§ **TASK REQUIREMENTS**
In the passage below on the word "fact," what example sentence illustrates the legal sense of the word?

§ **PASSAGE PROVIDED**
****

1. Knowledge or information based on real occurrences: an account based on fact; a blur of fact and fancy.
a. Something demonstrated to exist or known to have existed: Genetic engineering is now a fact. That Chaucer was a real person is an undisputed fact.
b. A real occurrence; an event: had to prove the facts of the case.
c. Something believed to be true or real: a document laced with mistaken facts.
3. A thing that has been done, especially a crime: an accessory before the fact.
4. Law The aspect of a case at law comprising events determined by evidence: The jury made a finding of fact.

We can determine fact by examining the evidence as a jury does, and yes we may never have complete evidence but it is still beyond any reasonable doubt.

You are correct about mainstream religion particularly catholicism accepting that evolution does indeed work and the creation story is now not taught as hard fact. My parents generation was taught it as fact and I wonder what aspects of the bible will need to change to fit in with science in the nex 50 years or so. If you tell my mum (and I have) that the churches of England and Rome accept evolution and that there never was an Adam and Eve she has never heard this from the church and is shocked to hear it so in my opinion the church leaders should make their new stance clearer to their respective flocks.

****

§ **PROVIDED MATERIAL**
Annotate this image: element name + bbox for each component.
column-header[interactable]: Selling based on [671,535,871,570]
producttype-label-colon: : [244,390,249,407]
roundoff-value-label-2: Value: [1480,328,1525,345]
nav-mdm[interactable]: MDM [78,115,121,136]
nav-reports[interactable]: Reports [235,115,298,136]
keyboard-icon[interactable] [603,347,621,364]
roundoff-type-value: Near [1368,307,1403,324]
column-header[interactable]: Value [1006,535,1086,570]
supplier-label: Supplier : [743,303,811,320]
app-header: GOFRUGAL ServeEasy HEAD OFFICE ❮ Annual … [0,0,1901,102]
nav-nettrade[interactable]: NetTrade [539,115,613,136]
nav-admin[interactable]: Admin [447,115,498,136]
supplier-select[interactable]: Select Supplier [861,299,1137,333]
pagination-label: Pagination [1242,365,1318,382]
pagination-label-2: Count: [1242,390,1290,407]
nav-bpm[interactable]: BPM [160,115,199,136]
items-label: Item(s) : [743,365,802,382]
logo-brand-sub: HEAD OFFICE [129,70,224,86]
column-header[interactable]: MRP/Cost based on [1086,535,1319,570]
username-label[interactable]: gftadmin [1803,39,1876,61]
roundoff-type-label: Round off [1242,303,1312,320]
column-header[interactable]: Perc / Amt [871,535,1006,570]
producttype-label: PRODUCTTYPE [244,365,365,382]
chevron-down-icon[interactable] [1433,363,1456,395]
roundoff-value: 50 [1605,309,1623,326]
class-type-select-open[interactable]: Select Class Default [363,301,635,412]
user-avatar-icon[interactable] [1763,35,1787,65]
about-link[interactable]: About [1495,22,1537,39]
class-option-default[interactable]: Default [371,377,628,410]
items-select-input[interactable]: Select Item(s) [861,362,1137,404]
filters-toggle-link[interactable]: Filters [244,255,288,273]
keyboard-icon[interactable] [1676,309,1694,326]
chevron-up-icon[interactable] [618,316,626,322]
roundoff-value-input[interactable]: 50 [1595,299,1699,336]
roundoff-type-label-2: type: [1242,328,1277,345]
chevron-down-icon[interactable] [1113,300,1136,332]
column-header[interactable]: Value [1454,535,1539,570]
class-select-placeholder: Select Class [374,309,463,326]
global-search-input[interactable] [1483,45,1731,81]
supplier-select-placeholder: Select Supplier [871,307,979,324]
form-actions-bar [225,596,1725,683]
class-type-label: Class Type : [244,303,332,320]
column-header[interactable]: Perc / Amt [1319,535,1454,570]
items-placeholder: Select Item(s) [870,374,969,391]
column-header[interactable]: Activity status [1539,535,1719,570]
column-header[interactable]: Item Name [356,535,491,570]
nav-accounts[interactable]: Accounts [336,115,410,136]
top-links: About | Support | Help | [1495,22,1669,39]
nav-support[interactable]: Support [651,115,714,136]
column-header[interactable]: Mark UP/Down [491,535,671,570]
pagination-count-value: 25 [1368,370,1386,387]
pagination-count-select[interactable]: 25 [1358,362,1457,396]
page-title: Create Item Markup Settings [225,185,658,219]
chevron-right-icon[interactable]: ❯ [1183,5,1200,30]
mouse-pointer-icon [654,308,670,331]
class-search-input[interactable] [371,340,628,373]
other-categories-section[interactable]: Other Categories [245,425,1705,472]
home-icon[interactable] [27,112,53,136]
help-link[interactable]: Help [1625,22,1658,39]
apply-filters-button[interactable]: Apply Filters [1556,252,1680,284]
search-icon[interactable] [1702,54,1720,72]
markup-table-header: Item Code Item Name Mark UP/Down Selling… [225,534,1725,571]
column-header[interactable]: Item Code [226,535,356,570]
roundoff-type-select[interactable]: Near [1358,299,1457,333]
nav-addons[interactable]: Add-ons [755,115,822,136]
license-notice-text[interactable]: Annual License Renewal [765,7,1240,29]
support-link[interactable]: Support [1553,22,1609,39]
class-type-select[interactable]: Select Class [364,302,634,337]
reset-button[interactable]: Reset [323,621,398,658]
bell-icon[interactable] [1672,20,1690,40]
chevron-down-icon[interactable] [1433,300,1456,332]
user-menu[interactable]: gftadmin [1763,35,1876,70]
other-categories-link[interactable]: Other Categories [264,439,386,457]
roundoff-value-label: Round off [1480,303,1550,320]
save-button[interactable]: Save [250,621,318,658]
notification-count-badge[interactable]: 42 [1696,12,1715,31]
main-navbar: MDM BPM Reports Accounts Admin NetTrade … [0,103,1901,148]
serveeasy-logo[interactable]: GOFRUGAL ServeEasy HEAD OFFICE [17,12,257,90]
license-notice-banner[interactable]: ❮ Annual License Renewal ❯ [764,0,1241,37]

****

§ **SOLVED EXERCISE**
"The jury made a finding of fact."